→ **EXCERPTED RECORDS**
:::::

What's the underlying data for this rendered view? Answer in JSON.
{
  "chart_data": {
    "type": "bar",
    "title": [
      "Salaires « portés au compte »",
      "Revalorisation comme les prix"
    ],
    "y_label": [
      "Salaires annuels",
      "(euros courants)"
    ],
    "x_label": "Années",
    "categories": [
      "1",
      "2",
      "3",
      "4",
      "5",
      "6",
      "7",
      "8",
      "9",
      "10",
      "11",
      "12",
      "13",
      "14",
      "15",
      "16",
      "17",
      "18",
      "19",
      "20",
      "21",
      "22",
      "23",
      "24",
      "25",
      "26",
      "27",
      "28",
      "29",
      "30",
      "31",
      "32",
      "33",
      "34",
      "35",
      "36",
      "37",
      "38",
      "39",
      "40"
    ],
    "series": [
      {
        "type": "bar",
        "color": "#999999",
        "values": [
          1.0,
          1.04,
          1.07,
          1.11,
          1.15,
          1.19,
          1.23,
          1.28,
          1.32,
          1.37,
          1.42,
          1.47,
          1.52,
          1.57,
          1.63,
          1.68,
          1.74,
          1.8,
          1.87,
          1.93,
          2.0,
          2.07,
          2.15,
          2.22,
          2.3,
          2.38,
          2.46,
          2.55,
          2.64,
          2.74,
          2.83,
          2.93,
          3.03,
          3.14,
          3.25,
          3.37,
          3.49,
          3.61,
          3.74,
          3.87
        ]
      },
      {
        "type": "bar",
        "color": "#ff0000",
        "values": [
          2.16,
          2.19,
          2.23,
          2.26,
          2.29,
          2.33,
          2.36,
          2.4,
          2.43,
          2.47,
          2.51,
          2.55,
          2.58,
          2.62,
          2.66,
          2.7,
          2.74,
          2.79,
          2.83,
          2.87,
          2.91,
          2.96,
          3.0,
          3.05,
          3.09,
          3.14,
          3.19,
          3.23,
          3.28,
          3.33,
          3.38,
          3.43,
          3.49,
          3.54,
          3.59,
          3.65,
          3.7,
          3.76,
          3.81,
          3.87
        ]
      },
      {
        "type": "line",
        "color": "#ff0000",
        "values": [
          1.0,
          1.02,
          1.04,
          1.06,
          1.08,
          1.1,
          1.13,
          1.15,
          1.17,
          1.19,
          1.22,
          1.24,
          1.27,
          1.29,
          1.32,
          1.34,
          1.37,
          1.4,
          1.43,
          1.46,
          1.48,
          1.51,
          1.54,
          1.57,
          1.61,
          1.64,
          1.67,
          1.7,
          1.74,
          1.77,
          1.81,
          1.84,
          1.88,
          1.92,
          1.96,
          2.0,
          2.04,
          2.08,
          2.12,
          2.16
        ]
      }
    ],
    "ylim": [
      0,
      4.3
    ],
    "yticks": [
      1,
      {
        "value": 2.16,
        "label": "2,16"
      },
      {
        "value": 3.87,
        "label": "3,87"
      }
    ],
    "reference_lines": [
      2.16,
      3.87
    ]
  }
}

:::::

→ **WHAT YOU SHOULD DO**
Using the listing above, reproduce each line without omission.

→ **WRITTEN SOLUTION**
What's the underlying data for this rendered view? Answer in JSON.
{
  "chart_data": {
    "type": "bar",
    "title": [
      "Salaires « portés au compte »",
      "Revalorisation comme les prix"
    ],
    "y_label": [
      "Salaires annuels",
      "(euros courants)"
    ],
    "x_label": "Années",
    "categories": [
      "1",
      "2",
      "3",
      "4",
      "5",
      "6",
      "7",
      "8",
      "9",
      "10",
      "11",
      "12",
      "13",
      "14",
      "15",
      "16",
      "17",
      "18",
      "19",
      "20",
      "21",
      "22",
      "23",
      "24",
      "25",
      "26",
      "27",
      "28",
      "29",
      "30",
      "31",
      "32",
      "33",
      "34",
      "35",
      "36",
      "37",
      "38",
      "39",
      "40"
    ],
    "series": [
      {
        "type": "bar",
        "color": "#999999",
        "values": [
          1.0,
          1.04,
          1.07,
          1.11,
          1.15,
          1.19,
          1.23,
          1.28,
          1.32,
          1.37,
          1.42,
          1.47,
          1.52,
          1.57,
          1.63,
          1.68,
          1.74,
          1.8,
          1.87,
          1.93,
          2.0,
          2.07,
          2.15,
          2.22,
          2.3,
          2.38,
          2.46,
          2.55,
          2.64,
          2.74,
          2.83,
          2.93,
          3.03,
          3.14,
          3.25,
          3.37,
          3.49,
          3.61,
          3.74,
          3.87
        ]
      },
      {
        "type": "bar",
        "color": "#ff0000",
        "values": [
          2.16,
          2.19,
          2.23,
          2.26,
          2.29,
          2.33,
          2.36,
          2.4,
          2.43,
          2.47,
          2.51,
          2.55,
          2.58,
          2.62,
          2.66,
          2.7,
          2.74,
          2.79,
          2.83,
          2.87,
          2.91,
          2.96,
          3.0,
          3.05,
          3.09,
          3.14,
          3.19,
          3.23,
          3.28,
          3.33,
          3.38,
          3.43,
          3.49,
          3.54,
          3.59,
          3.65,
          3.7,
          3.76,
          3.81,
          3.87
        ]
      },
      {
        "type": "line",
        "color": "#ff0000",
        "values": [
          1.0,
          1.02,
          1.04,
          1.06,
          1.08,
          1.1,
          1.13,
          1.15,
          1.17,
          1.19,
          1.22,
          1.24,
          1.27,
          1.29,
          1.32,
          1.34,
          1.37,
          1.4,
          1.43,
          1.46,
          1.48,
          1.51,
          1.54,
          1.57,
          1.61,
          1.64,
          1.67,
          1.7,
          1.74,
          1.77,
          1.81,
          1.84,
          1.88,
          1.92,
          1.96,
          2.0,
          2.04,
          2.08,
          2.12,
          2.16
        ]
      }
    ],
    "ylim": [
      0,
      4.3
    ],
    "yticks": [
      1,
      {
        "value": 2.16,
        "label": "2,16"
      },
      {
        "value": 3.87,
        "label": "3,87"
      }
    ],
    "reference_lines": [
      2.16,
      3.87
    ]
  }
}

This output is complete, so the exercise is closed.